» WORK REQUIRED:
Write out all of the records precisely. Skip anything that is a picture.

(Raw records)
************

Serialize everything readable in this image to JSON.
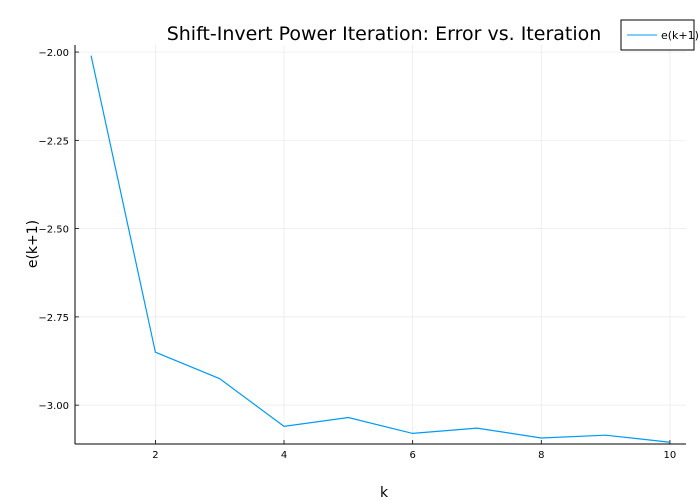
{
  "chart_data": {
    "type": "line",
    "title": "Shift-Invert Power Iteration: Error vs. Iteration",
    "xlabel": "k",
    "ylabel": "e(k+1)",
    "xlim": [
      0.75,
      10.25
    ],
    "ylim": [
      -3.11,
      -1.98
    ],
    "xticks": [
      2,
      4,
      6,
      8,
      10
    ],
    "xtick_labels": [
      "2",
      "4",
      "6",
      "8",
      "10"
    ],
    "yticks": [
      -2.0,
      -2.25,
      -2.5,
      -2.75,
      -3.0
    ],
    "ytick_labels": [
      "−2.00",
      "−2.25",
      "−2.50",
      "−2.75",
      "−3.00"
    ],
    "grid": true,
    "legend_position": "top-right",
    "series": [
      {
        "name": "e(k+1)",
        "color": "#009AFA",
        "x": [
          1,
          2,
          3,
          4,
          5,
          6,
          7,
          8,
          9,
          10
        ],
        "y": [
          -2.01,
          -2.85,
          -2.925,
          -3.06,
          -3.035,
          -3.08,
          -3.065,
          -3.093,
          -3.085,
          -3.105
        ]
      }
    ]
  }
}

************

» TASK SOLUTION:
Serialize everything readable in this image to JSON.
{
  "chart_data": {
    "type": "line",
    "title": "Shift-Invert Power Iteration: Error vs. Iteration",
    "xlabel": "k",
    "ylabel": "e(k+1)",
    "xlim": [
      0.75,
      10.25
    ],
    "ylim": [
      -3.11,
      -1.98
    ],
    "xticks": [
      2,
      4,
      6,
      8,
      10
    ],
    "xtick_labels": [
      "2",
      "4",
      "6",
      "8",
      "10"
    ],
    "yticks": [
      -2.0,
      -2.25,
      -2.5,
      -2.75,
      -3.0
    ],
    "ytick_labels": [
      "−2.00",
      "−2.25",
      "−2.50",
      "−2.75",
      "−3.00"
    ],
    "grid": true,
    "legend_position": "top-right",
    "series": [
      {
        "name": "e(k+1)",
        "color": "#009AFA",
        "x": [
          1,
          2,
          3,
          4,
          5,
          6,
          7,
          8,
          9,
          10
        ],
        "y": [
          -2.01,
          -2.85,
          -2.925,
          -3.06,
          -3.035,
          -3.08,
          -3.065,
          -3.093,
          -3.085,
          -3.105
        ]
      }
    ]
  }
}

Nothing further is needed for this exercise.